### Written task
Wherever a line holds the string "JSON", copy that line.

(Stored data)
____________________

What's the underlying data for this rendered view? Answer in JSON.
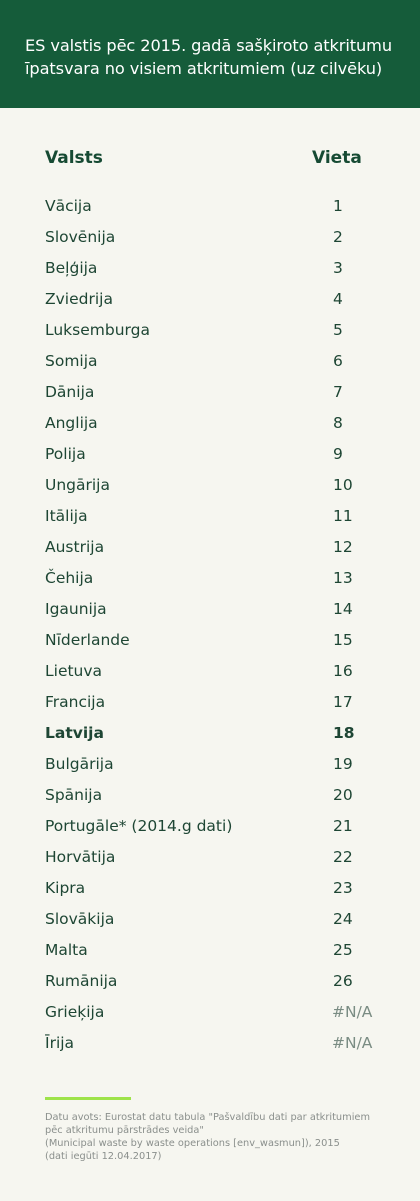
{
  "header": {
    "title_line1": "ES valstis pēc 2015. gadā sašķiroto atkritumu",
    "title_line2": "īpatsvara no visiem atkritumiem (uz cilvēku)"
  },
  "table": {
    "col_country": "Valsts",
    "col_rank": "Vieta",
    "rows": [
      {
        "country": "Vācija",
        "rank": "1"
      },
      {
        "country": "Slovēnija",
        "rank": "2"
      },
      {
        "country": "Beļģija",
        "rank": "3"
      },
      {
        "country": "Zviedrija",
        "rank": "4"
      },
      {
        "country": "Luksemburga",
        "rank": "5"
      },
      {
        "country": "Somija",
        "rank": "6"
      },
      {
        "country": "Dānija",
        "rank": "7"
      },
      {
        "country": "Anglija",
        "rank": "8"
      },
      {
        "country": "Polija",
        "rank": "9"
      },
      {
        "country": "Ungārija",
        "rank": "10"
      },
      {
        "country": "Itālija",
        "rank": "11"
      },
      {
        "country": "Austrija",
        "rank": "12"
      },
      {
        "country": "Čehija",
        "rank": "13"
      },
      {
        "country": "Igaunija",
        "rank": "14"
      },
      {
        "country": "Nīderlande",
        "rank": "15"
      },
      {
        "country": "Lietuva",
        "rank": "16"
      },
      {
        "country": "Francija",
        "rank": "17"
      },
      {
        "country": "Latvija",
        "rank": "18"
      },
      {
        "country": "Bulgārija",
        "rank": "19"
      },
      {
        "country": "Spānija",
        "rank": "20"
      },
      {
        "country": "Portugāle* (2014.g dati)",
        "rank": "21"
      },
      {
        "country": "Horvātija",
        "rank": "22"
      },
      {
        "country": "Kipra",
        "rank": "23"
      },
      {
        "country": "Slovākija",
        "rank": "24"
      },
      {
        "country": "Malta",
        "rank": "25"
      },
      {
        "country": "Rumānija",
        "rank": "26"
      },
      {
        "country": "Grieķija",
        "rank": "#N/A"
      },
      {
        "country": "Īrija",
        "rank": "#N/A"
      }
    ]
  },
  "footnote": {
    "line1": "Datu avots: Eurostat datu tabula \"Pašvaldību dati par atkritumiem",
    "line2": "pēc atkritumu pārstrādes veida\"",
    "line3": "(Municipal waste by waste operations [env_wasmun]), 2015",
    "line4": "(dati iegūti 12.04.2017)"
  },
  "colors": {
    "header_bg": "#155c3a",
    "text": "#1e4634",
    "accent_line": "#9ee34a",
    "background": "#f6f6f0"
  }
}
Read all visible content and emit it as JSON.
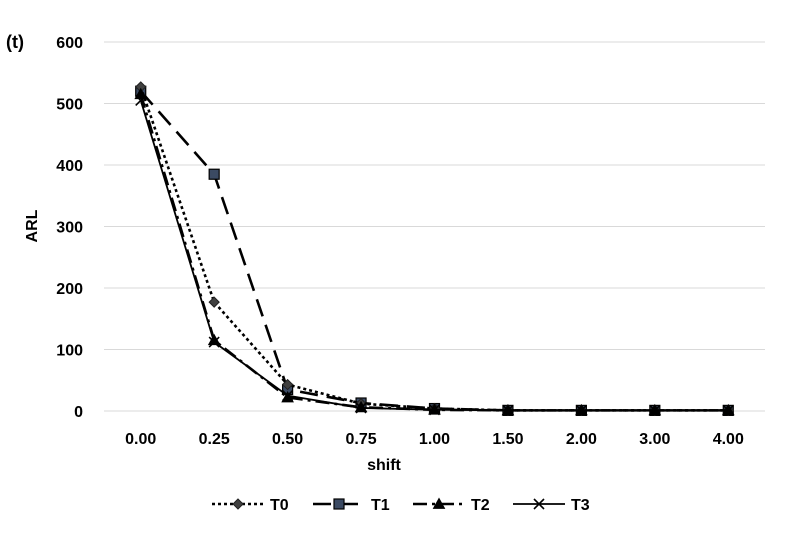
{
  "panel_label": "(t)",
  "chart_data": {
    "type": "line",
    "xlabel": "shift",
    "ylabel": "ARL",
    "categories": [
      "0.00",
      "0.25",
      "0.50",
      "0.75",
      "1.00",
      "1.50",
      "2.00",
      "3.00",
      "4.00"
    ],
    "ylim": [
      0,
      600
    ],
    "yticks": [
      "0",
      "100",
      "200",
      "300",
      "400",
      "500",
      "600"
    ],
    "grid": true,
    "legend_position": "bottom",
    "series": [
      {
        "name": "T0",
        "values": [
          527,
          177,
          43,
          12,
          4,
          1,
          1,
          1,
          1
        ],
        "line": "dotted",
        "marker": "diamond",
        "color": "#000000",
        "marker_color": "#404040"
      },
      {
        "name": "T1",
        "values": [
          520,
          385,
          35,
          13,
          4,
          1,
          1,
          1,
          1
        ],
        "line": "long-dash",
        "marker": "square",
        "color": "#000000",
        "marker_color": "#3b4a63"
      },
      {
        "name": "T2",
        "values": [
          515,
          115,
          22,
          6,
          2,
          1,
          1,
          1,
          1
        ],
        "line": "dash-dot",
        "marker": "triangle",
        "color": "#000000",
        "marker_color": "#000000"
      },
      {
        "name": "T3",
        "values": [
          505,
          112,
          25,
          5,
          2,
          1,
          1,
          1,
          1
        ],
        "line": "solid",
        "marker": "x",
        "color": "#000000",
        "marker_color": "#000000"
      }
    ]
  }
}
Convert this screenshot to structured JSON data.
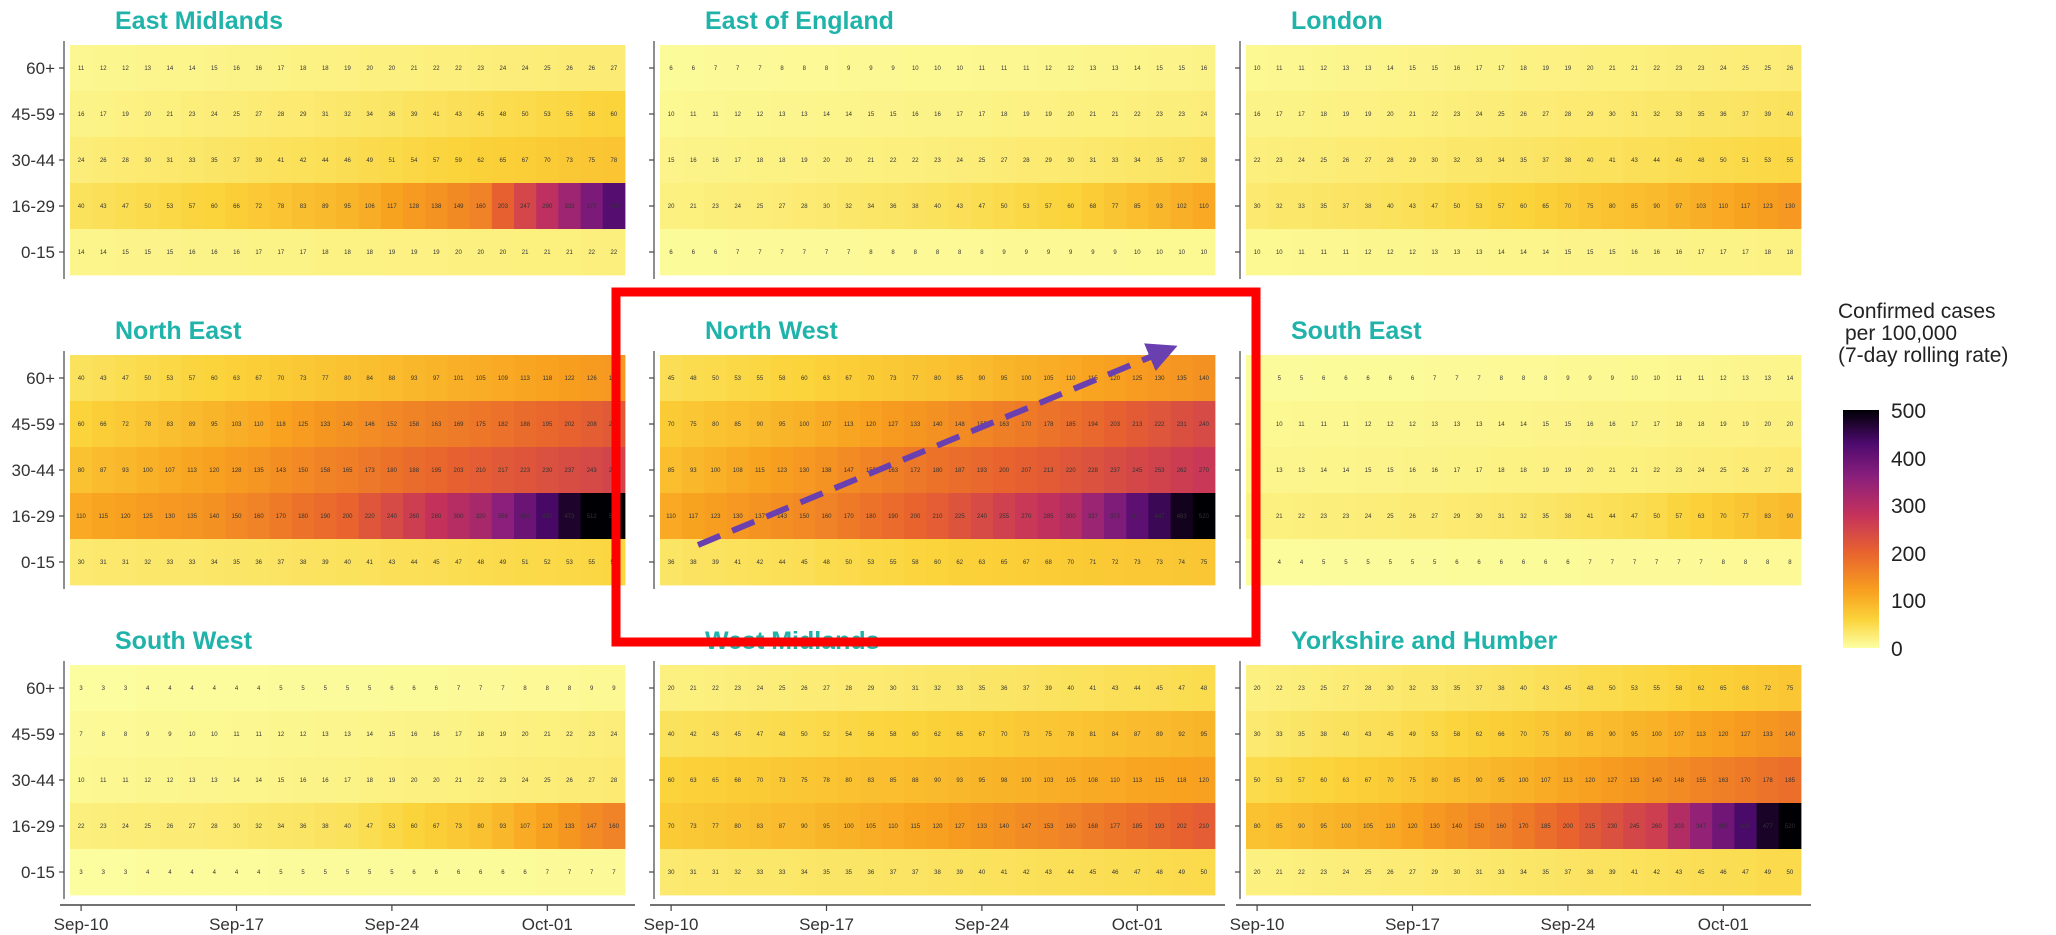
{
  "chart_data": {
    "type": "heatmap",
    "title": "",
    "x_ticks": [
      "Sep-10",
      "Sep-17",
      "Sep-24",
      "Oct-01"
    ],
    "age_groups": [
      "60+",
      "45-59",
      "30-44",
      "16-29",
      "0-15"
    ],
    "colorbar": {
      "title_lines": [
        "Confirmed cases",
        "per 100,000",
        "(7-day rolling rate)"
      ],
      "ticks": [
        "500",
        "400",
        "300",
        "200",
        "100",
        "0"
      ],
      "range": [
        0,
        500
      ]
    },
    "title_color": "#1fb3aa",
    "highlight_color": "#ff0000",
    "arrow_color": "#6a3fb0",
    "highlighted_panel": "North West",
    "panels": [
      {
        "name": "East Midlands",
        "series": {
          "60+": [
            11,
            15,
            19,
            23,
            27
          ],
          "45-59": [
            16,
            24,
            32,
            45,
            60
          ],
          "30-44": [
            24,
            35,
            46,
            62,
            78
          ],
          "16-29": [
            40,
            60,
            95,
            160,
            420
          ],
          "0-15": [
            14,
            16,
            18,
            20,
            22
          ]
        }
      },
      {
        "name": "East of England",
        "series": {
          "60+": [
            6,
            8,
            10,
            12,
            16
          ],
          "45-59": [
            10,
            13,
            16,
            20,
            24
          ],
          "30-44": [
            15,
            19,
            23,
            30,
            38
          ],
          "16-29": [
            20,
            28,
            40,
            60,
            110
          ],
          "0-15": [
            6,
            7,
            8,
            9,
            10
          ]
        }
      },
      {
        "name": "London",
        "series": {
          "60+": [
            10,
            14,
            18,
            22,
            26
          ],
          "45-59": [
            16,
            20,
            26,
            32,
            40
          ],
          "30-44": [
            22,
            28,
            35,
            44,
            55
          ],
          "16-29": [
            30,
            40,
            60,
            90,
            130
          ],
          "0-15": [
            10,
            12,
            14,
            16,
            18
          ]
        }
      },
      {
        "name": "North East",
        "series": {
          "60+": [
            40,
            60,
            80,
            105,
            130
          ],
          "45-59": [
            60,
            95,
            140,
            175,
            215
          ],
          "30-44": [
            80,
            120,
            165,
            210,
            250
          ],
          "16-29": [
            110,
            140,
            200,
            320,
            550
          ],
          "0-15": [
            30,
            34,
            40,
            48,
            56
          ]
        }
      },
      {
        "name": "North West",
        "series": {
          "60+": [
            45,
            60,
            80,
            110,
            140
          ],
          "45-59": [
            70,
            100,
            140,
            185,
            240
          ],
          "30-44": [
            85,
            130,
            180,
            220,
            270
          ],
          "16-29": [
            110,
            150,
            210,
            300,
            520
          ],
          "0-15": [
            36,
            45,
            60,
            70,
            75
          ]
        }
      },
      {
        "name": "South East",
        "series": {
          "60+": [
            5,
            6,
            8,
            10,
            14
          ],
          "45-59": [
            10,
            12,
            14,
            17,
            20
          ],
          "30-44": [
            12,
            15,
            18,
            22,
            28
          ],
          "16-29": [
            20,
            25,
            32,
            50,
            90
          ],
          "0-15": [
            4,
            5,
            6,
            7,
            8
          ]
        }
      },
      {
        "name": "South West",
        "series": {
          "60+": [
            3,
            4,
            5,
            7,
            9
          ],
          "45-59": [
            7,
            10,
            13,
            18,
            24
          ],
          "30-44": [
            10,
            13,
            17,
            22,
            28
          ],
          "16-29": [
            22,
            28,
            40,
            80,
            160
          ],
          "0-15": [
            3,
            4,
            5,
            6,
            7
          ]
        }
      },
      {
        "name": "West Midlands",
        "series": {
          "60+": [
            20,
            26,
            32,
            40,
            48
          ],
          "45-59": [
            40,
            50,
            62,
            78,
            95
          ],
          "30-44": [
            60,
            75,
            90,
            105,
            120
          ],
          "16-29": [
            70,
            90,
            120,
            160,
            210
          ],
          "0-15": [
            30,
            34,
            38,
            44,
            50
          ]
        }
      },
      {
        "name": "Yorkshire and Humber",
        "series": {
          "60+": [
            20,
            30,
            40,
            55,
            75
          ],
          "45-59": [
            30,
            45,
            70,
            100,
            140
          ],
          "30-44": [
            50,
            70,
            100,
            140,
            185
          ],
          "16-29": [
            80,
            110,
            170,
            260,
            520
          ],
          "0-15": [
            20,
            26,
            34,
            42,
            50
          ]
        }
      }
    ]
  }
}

____________________

### Result of the exercise
What's the underlying data for this rendered view? Answer in JSON.
Read all visible content and emit it as JSON.
Convert this screenshot to structured JSON data.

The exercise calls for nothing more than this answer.